Retype everything in the listing, leaving each line exactly as it is.
━━━━━ Given records
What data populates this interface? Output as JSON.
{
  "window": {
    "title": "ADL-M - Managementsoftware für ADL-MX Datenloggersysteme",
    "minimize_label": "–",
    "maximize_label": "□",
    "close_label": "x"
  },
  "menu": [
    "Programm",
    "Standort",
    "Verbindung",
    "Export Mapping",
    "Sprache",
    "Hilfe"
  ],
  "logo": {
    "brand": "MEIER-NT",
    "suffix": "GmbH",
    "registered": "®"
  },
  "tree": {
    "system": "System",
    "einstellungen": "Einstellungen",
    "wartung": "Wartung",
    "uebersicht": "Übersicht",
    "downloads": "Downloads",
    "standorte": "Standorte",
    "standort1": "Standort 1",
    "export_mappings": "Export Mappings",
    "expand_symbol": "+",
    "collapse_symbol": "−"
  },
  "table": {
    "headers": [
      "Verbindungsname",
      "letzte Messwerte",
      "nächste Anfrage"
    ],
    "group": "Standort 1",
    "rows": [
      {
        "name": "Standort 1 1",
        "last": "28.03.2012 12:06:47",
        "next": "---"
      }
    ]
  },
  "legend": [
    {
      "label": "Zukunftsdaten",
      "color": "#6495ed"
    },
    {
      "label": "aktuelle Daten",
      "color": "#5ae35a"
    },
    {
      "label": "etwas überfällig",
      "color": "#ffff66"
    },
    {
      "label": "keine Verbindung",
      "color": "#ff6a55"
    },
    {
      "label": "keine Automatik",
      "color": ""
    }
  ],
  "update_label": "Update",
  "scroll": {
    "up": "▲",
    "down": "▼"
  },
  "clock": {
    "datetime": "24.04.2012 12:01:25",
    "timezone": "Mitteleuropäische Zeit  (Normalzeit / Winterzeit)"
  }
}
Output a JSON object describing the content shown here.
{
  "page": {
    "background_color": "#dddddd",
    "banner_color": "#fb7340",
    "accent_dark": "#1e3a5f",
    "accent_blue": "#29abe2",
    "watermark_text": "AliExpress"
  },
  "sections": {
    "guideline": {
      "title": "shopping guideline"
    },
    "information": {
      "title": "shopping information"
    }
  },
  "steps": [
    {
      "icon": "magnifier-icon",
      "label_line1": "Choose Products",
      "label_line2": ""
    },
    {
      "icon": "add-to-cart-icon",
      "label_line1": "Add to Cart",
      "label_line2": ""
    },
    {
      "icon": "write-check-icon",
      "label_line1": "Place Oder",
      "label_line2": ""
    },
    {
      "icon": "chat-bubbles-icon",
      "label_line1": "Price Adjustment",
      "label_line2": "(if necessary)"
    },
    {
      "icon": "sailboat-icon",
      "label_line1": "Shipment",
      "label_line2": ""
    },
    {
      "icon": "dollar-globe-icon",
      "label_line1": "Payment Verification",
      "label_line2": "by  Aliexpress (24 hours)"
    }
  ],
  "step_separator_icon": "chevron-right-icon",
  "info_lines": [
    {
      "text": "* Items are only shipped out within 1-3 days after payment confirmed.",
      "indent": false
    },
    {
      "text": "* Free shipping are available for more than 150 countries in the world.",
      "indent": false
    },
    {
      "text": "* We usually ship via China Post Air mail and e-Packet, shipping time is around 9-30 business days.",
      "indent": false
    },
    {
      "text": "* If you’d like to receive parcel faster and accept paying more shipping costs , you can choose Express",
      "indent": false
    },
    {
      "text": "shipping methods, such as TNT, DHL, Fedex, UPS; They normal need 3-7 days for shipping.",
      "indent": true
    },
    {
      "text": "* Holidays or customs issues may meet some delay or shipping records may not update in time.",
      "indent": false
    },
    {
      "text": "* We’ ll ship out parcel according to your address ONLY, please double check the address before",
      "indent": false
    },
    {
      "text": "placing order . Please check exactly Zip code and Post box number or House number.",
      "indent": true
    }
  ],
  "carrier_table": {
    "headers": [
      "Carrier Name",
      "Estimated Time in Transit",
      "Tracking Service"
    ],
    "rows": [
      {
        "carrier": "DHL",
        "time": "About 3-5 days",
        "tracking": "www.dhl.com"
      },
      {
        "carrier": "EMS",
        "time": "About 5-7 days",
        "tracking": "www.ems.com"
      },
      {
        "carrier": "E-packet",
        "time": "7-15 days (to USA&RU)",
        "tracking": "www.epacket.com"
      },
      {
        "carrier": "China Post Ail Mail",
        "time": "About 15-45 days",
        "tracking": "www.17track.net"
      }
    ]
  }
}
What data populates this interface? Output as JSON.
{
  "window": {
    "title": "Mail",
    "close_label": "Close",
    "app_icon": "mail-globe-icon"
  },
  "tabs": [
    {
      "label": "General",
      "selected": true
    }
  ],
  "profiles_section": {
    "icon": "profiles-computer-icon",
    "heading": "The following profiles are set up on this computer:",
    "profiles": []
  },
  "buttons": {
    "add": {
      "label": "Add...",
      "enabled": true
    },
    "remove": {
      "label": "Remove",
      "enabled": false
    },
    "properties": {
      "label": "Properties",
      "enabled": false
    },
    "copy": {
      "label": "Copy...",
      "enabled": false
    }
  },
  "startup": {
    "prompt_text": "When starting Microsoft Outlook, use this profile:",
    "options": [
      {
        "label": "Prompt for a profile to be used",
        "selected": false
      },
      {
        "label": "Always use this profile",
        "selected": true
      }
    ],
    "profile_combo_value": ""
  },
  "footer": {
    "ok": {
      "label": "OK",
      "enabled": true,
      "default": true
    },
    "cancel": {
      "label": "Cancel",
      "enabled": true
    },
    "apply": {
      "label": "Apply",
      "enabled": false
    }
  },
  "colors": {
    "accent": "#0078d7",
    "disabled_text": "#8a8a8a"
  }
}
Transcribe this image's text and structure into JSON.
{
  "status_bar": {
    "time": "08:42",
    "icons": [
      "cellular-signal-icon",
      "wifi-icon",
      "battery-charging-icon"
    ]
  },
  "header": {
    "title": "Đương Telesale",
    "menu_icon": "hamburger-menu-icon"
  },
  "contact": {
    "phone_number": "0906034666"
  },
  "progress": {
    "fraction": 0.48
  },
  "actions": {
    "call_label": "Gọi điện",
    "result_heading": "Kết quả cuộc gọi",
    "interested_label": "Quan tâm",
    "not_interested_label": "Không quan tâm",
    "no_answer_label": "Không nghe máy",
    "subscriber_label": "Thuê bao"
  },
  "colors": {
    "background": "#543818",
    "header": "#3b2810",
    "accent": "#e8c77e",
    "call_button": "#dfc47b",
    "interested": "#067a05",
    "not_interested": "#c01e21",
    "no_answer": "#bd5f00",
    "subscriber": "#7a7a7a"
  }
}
━━━━━━━━━━
Answer:
What data populates this interface? Output as JSON.
{
  "window": {
    "title": "ADL-M - Managementsoftware für ADL-MX Datenloggersysteme",
    "minimize_label": "–",
    "maximize_label": "□",
    "close_label": "x"
  },
  "menu": [
    "Programm",
    "Standort",
    "Verbindung",
    "Export Mapping",
    "Sprache",
    "Hilfe"
  ],
  "logo": {
    "brand": "MEIER-NT",
    "suffix": "GmbH",
    "registered": "®"
  },
  "tree": {
    "system": "System",
    "einstellungen": "Einstellungen",
    "wartung": "Wartung",
    "uebersicht": "Übersicht",
    "downloads": "Downloads",
    "standorte": "Standorte",
    "standort1": "Standort 1",
    "export_mappings": "Export Mappings",
    "expand_symbol": "+",
    "collapse_symbol": "−"
  },
  "table": {
    "headers": [
      "Verbindungsname",
      "letzte Messwerte",
      "nächste Anfrage"
    ],
    "group": "Standort 1",
    "rows": [
      {
        "name": "Standort 1 1",
        "last": "28.03.2012 12:06:47",
        "next": "---"
      }
    ]
  },
  "legend": [
    {
      "label": "Zukunftsdaten",
      "color": "#6495ed"
    },
    {
      "label": "aktuelle Daten",
      "color": "#5ae35a"
    },
    {
      "label": "etwas überfällig",
      "color": "#ffff66"
    },
    {
      "label": "keine Verbindung",
      "color": "#ff6a55"
    },
    {
      "label": "keine Automatik",
      "color": ""
    }
  ],
  "update_label": "Update",
  "scroll": {
    "up": "▲",
    "down": "▼"
  },
  "clock": {
    "datetime": "24.04.2012 12:01:25",
    "timezone": "Mitteleuropäische Zeit  (Normalzeit / Winterzeit)"
  }
}
Output a JSON object describing the content shown here.
{
  "page": {
    "background_color": "#dddddd",
    "banner_color": "#fb7340",
    "accent_dark": "#1e3a5f",
    "accent_blue": "#29abe2",
    "watermark_text": "AliExpress"
  },
  "sections": {
    "guideline": {
      "title": "shopping guideline"
    },
    "information": {
      "title": "shopping information"
    }
  },
  "steps": [
    {
      "icon": "magnifier-icon",
      "label_line1": "Choose Products",
      "label_line2": ""
    },
    {
      "icon": "add-to-cart-icon",
      "label_line1": "Add to Cart",
      "label_line2": ""
    },
    {
      "icon": "write-check-icon",
      "label_line1": "Place Oder",
      "label_line2": ""
    },
    {
      "icon": "chat-bubbles-icon",
      "label_line1": "Price Adjustment",
      "label_line2": "(if necessary)"
    },
    {
      "icon": "sailboat-icon",
      "label_line1": "Shipment",
      "label_line2": ""
    },
    {
      "icon": "dollar-globe-icon",
      "label_line1": "Payment Verification",
      "label_line2": "by  Aliexpress (24 hours)"
    }
  ],
  "step_separator_icon": "chevron-right-icon",
  "info_lines": [
    {
      "text": "* Items are only shipped out within 1-3 days after payment confirmed.",
      "indent": false
    },
    {
      "text": "* Free shipping are available for more than 150 countries in the world.",
      "indent": false
    },
    {
      "text": "* We usually ship via China Post Air mail and e-Packet, shipping time is around 9-30 business days.",
      "indent": false
    },
    {
      "text": "* If you’d like to receive parcel faster and accept paying more shipping costs , you can choose Express",
      "indent": false
    },
    {
      "text": "shipping methods, such as TNT, DHL, Fedex, UPS; They normal need 3-7 days for shipping.",
      "indent": true
    },
    {
      "text": "* Holidays or customs issues may meet some delay or shipping records may not update in time.",
      "indent": false
    },
    {
      "text": "* We’ ll ship out parcel according to your address ONLY, please double check the address before",
      "indent": false
    },
    {
      "text": "placing order . Please check exactly Zip code and Post box number or House number.",
      "indent": true
    }
  ],
  "carrier_table": {
    "headers": [
      "Carrier Name",
      "Estimated Time in Transit",
      "Tracking Service"
    ],
    "rows": [
      {
        "carrier": "DHL",
        "time": "About 3-5 days",
        "tracking": "www.dhl.com"
      },
      {
        "carrier": "EMS",
        "time": "About 5-7 days",
        "tracking": "www.ems.com"
      },
      {
        "carrier": "E-packet",
        "time": "7-15 days (to USA&RU)",
        "tracking": "www.epacket.com"
      },
      {
        "carrier": "China Post Ail Mail",
        "time": "About 15-45 days",
        "tracking": "www.17track.net"
      }
    ]
  }
}
What data populates this interface? Output as JSON.
{
  "window": {
    "title": "Mail",
    "close_label": "Close",
    "app_icon": "mail-globe-icon"
  },
  "tabs": [
    {
      "label": "General",
      "selected": true
    }
  ],
  "profiles_section": {
    "icon": "profiles-computer-icon",
    "heading": "The following profiles are set up on this computer:",
    "profiles": []
  },
  "buttons": {
    "add": {
      "label": "Add...",
      "enabled": true
    },
    "remove": {
      "label": "Remove",
      "enabled": false
    },
    "properties": {
      "label": "Properties",
      "enabled": false
    },
    "copy": {
      "label": "Copy...",
      "enabled": false
    }
  },
  "startup": {
    "prompt_text": "When starting Microsoft Outlook, use this profile:",
    "options": [
      {
        "label": "Prompt for a profile to be used",
        "selected": false
      },
      {
        "label": "Always use this profile",
        "selected": true
      }
    ],
    "profile_combo_value": ""
  },
  "footer": {
    "ok": {
      "label": "OK",
      "enabled": true,
      "default": true
    },
    "cancel": {
      "label": "Cancel",
      "enabled": true
    },
    "apply": {
      "label": "Apply",
      "enabled": false
    }
  },
  "colors": {
    "accent": "#0078d7",
    "disabled_text": "#8a8a8a"
  }
}
Transcribe this image's text and structure into JSON.
{
  "status_bar": {
    "time": "08:42",
    "icons": [
      "cellular-signal-icon",
      "wifi-icon",
      "battery-charging-icon"
    ]
  },
  "header": {
    "title": "Đương Telesale",
    "menu_icon": "hamburger-menu-icon"
  },
  "contact": {
    "phone_number": "0906034666"
  },
  "progress": {
    "fraction": 0.48
  },
  "actions": {
    "call_label": "Gọi điện",
    "result_heading": "Kết quả cuộc gọi",
    "interested_label": "Quan tâm",
    "not_interested_label": "Không quan tâm",
    "no_answer_label": "Không nghe máy",
    "subscriber_label": "Thuê bao"
  },
  "colors": {
    "background": "#543818",
    "header": "#3b2810",
    "accent": "#e8c77e",
    "call_button": "#dfc47b",
    "interested": "#067a05",
    "not_interested": "#c01e21",
    "no_answer": "#bd5f00",
    "subscriber": "#7a7a7a"
  }
}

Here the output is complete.